PROBLEM REQUIREMENTS: Reproduce all lines of the listing below in which the word "arbetskraften" occurs.

[Data records]

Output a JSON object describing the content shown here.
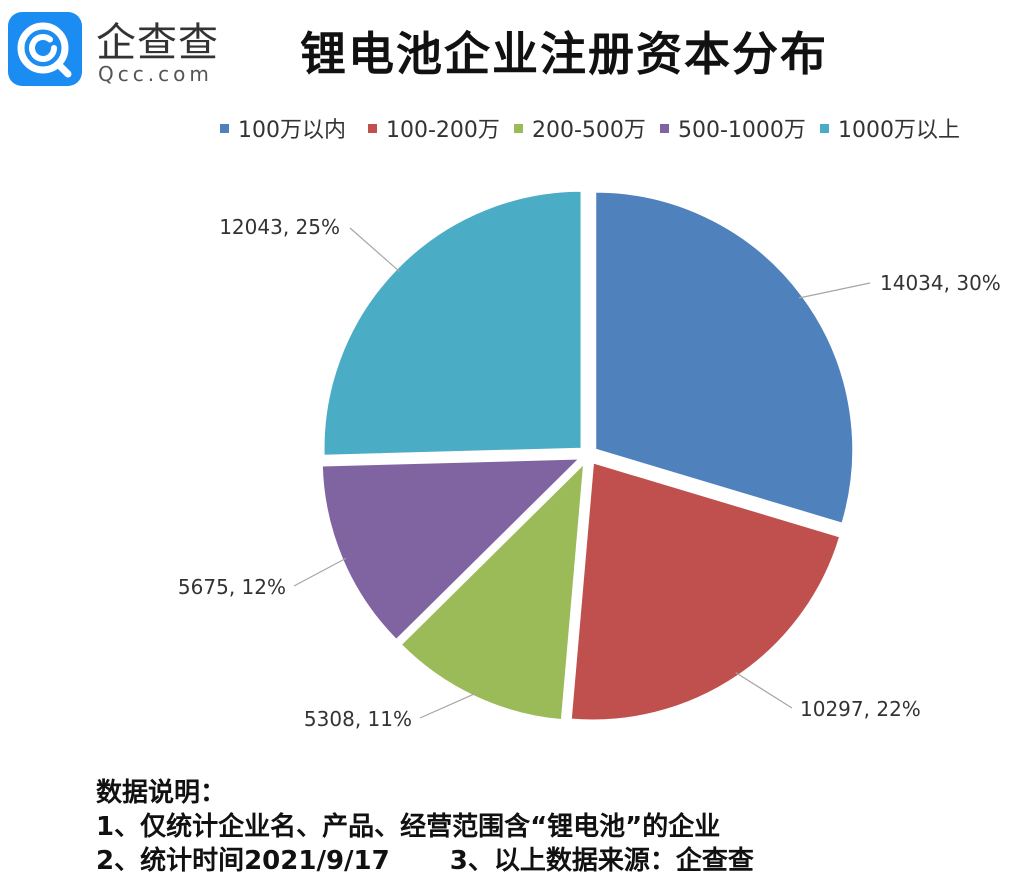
{
  "logo": {
    "cn": "企查查",
    "en": "Qcc.com",
    "brand_color": "#1b8cf2"
  },
  "title": "锂电池企业注册资本分布",
  "chart_data": {
    "type": "pie",
    "title": "锂电池企业注册资本分布",
    "legend_position": "top",
    "slices": [
      {
        "name": "100万以内",
        "value": 14034,
        "percent": 30,
        "label": "14034, 30%",
        "color": "#4f81bd"
      },
      {
        "name": "100-200万",
        "value": 10297,
        "percent": 22,
        "label": "10297, 22%",
        "color": "#c0504d"
      },
      {
        "name": "200-500万",
        "value": 5308,
        "percent": 11,
        "label": "5308, 11%",
        "color": "#9bbb59"
      },
      {
        "name": "500-1000万",
        "value": 5675,
        "percent": 12,
        "label": "5675, 12%",
        "color": "#8064a2"
      },
      {
        "name": "1000万以上",
        "value": 12043,
        "percent": 25,
        "label": "12043, 25%",
        "color": "#4bacc6"
      }
    ]
  },
  "notes": {
    "heading": "数据说明：",
    "line1": "1、仅统计企业名、产品、经营范围含“锂电池”的企业",
    "line2a": "2、统计时间2021/9/17",
    "line2b": "3、以上数据来源：企查查"
  }
}
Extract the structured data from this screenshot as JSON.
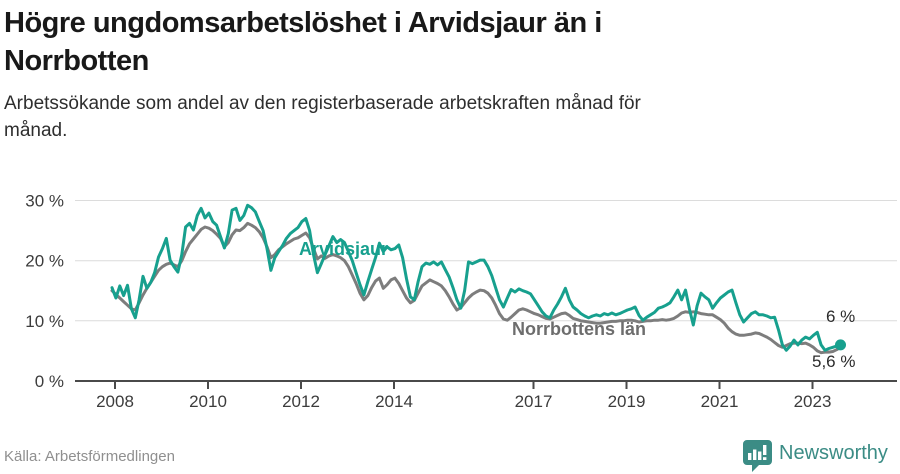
{
  "header": {
    "title_lines": [
      "Högre ungdomsarbetslöshet i Arvidsjaur än i",
      "Norrbotten"
    ],
    "subtitle_lines": [
      "Arbetssökande som andel av den registerbaserade arbetskraften månad för",
      "månad."
    ]
  },
  "colors": {
    "accent_teal": "#17a08e",
    "series_gray": "#7d7d7d",
    "grid": "#dcdcdc",
    "axis": "#4a4a4a",
    "axis_text": "#3c3c3c",
    "brand_teal": "#3b8c85"
  },
  "chart_data": {
    "type": "line",
    "title": "Högre ungdomsarbetslöshet i Arvidsjaur än i Norrbotten",
    "subtitle": "Arbetssökande som andel av den registerbaserade arbetskraften månad för månad.",
    "unit": "%",
    "frequency": "monthly",
    "start": "2008-01",
    "end": "2023-09",
    "grid": "horizontal",
    "legend_position": "inline-labels",
    "ylim": [
      0,
      32
    ],
    "y_axis": {
      "ticks": [
        {
          "value": 0,
          "label": "0 %"
        },
        {
          "value": 10,
          "label": "10 %"
        },
        {
          "value": 20,
          "label": "20 %"
        },
        {
          "value": 30,
          "label": "30 %"
        }
      ]
    },
    "x_axis": {
      "ticks": [
        {
          "year": 2008,
          "label": "2008"
        },
        {
          "year": 2010,
          "label": "2010"
        },
        {
          "year": 2012,
          "label": "2012"
        },
        {
          "year": 2014,
          "label": "2014"
        },
        {
          "year": 2017,
          "label": "2017"
        },
        {
          "year": 2019,
          "label": "2019"
        },
        {
          "year": 2021,
          "label": "2021"
        },
        {
          "year": 2023,
          "label": "2023"
        }
      ]
    },
    "series": [
      {
        "id": "arvidsjaur",
        "name": "Arvidsjaur",
        "color": "#17a08e",
        "end_label": "6 %",
        "end_value": 6.0,
        "values": [
          15.5,
          13.8,
          15.8,
          14.2,
          15.9,
          12.0,
          10.5,
          13.5,
          17.4,
          15.4,
          16.4,
          18.0,
          20.6,
          22.0,
          23.7,
          20.1,
          19.0,
          18.1,
          21.0,
          25.6,
          26.2,
          25.1,
          27.5,
          28.7,
          27.1,
          27.9,
          26.5,
          25.9,
          24.0,
          22.1,
          24.5,
          28.4,
          28.7,
          26.7,
          27.5,
          29.2,
          28.8,
          28.1,
          26.5,
          25.0,
          22.0,
          18.4,
          20.5,
          21.5,
          22.5,
          23.7,
          24.5,
          25.0,
          25.5,
          26.5,
          27.0,
          25.0,
          21.0,
          18.0,
          19.5,
          21.0,
          22.5,
          24.0,
          23.0,
          23.5,
          23.0,
          21.5,
          20.0,
          18.0,
          16.0,
          14.3,
          16.5,
          18.5,
          20.5,
          22.9,
          21.5,
          22.3,
          21.8,
          22.0,
          22.6,
          20.5,
          17.0,
          14.0,
          13.5,
          16.5,
          19.0,
          19.6,
          19.4,
          19.8,
          19.3,
          19.8,
          18.5,
          17.3,
          15.5,
          13.5,
          12.1,
          15.0,
          19.8,
          19.5,
          19.8,
          20.1,
          20.1,
          19.0,
          17.5,
          15.5,
          13.5,
          12.3,
          13.8,
          15.2,
          14.8,
          15.3,
          15.0,
          14.8,
          14.5,
          13.5,
          12.5,
          11.5,
          10.8,
          10.5,
          11.8,
          12.8,
          14.0,
          15.4,
          13.5,
          12.3,
          11.8,
          11.2,
          10.8,
          10.5,
          10.8,
          11.0,
          10.8,
          11.2,
          11.0,
          11.3,
          11.0,
          11.2,
          11.5,
          11.8,
          12.0,
          12.3,
          10.9,
          10.1,
          10.6,
          11.0,
          11.4,
          12.1,
          12.3,
          12.6,
          13.0,
          14.0,
          15.1,
          13.5,
          15.1,
          12.0,
          9.3,
          12.5,
          14.6,
          14.0,
          13.5,
          12.1,
          13.0,
          13.8,
          14.3,
          14.8,
          15.1,
          13.0,
          11.0,
          9.8,
          10.5,
          11.2,
          11.5,
          11.0,
          11.0,
          10.8,
          10.5,
          10.6,
          8.5,
          6.0,
          5.1,
          5.8,
          6.8,
          6.0,
          6.8,
          7.3,
          7.0,
          7.6,
          8.1,
          6.0,
          5.1,
          5.4,
          5.6,
          5.8,
          6.0
        ]
      },
      {
        "id": "norrbottens-lan",
        "name": "Norrbottens län",
        "color": "#7d7d7d",
        "end_label": "5,6 %",
        "end_value": 5.6,
        "values": [
          15.0,
          14.4,
          13.8,
          13.2,
          12.6,
          12.0,
          11.8,
          13.0,
          14.3,
          15.4,
          16.4,
          17.4,
          18.4,
          19.0,
          19.4,
          19.6,
          19.3,
          19.0,
          20.0,
          21.5,
          22.8,
          23.6,
          24.4,
          25.2,
          25.6,
          25.4,
          25.0,
          24.4,
          23.7,
          22.3,
          23.0,
          24.3,
          25.1,
          25.0,
          25.5,
          26.2,
          25.9,
          25.5,
          24.8,
          23.8,
          22.3,
          20.5,
          21.0,
          21.8,
          22.3,
          22.8,
          23.2,
          23.6,
          23.8,
          24.2,
          24.6,
          23.8,
          22.0,
          20.3,
          20.8,
          20.4,
          20.8,
          21.0,
          20.8,
          20.5,
          20.0,
          19.0,
          17.6,
          16.2,
          14.6,
          13.5,
          14.2,
          15.5,
          16.6,
          17.1,
          15.4,
          16.0,
          16.8,
          17.1,
          16.2,
          15.0,
          13.8,
          13.0,
          13.4,
          14.6,
          15.8,
          16.3,
          16.8,
          16.5,
          16.2,
          15.8,
          15.0,
          14.0,
          12.8,
          11.8,
          12.2,
          13.0,
          13.8,
          14.4,
          14.8,
          15.1,
          15.0,
          14.6,
          13.8,
          12.6,
          11.2,
          10.3,
          10.1,
          10.6,
          11.2,
          11.8,
          12.0,
          11.8,
          11.5,
          11.2,
          11.0,
          10.7,
          10.4,
          10.3,
          10.6,
          10.9,
          11.2,
          11.3,
          10.9,
          10.4,
          10.2,
          10.0,
          9.9,
          9.8,
          9.7,
          9.6,
          9.6,
          9.7,
          9.8,
          9.9,
          9.9,
          10.0,
          10.0,
          10.1,
          10.1,
          10.0,
          9.8,
          9.9,
          10.0,
          10.0,
          10.1,
          10.1,
          10.2,
          10.1,
          10.2,
          10.4,
          10.8,
          11.3,
          11.5,
          11.4,
          11.5,
          11.4,
          11.2,
          11.1,
          11.0,
          11.0,
          10.6,
          10.2,
          9.6,
          8.8,
          8.2,
          7.8,
          7.6,
          7.6,
          7.7,
          7.8,
          8.0,
          7.9,
          7.6,
          7.3,
          6.9,
          6.4,
          5.9,
          5.6,
          5.9,
          6.2,
          6.3,
          6.3,
          6.2,
          6.3,
          6.0,
          5.6,
          5.0,
          4.7,
          4.8,
          4.8,
          4.9,
          5.2,
          5.6
        ]
      }
    ]
  },
  "footer": {
    "source": "Källa: Arbetsförmedlingen",
    "brand": "Newsworthy"
  }
}
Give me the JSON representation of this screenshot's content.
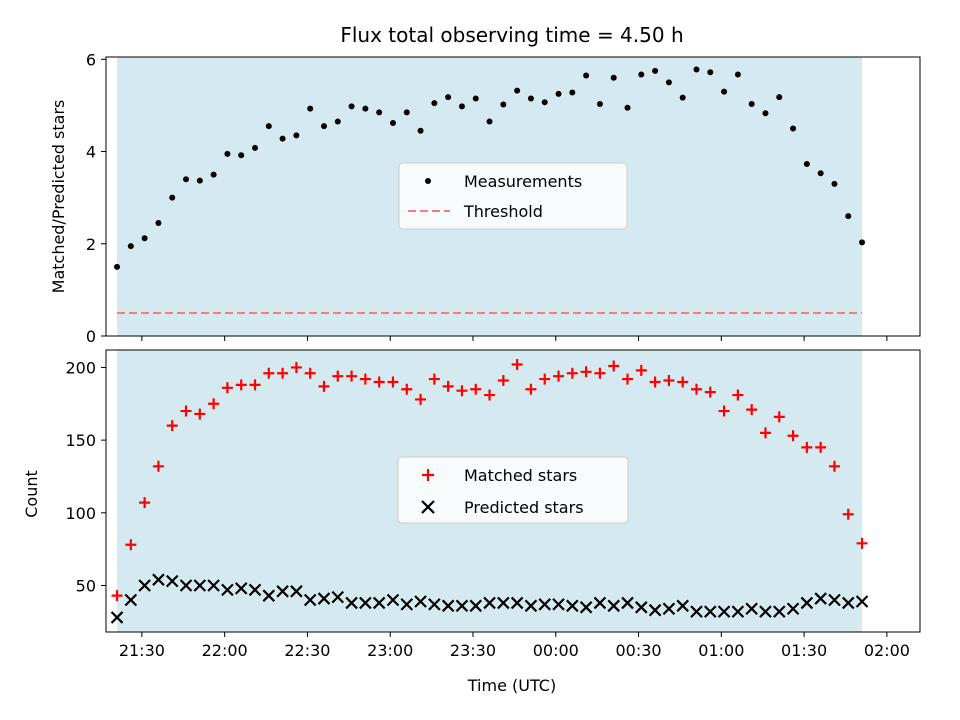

COMPLETE OUTPUT:
      "Arbetssökande som andel av den registerbaserade arbetskraften månad för",
    "subtitle": "Arbetssökande som andel av den registerbaserade arbetskraften månad för månad.",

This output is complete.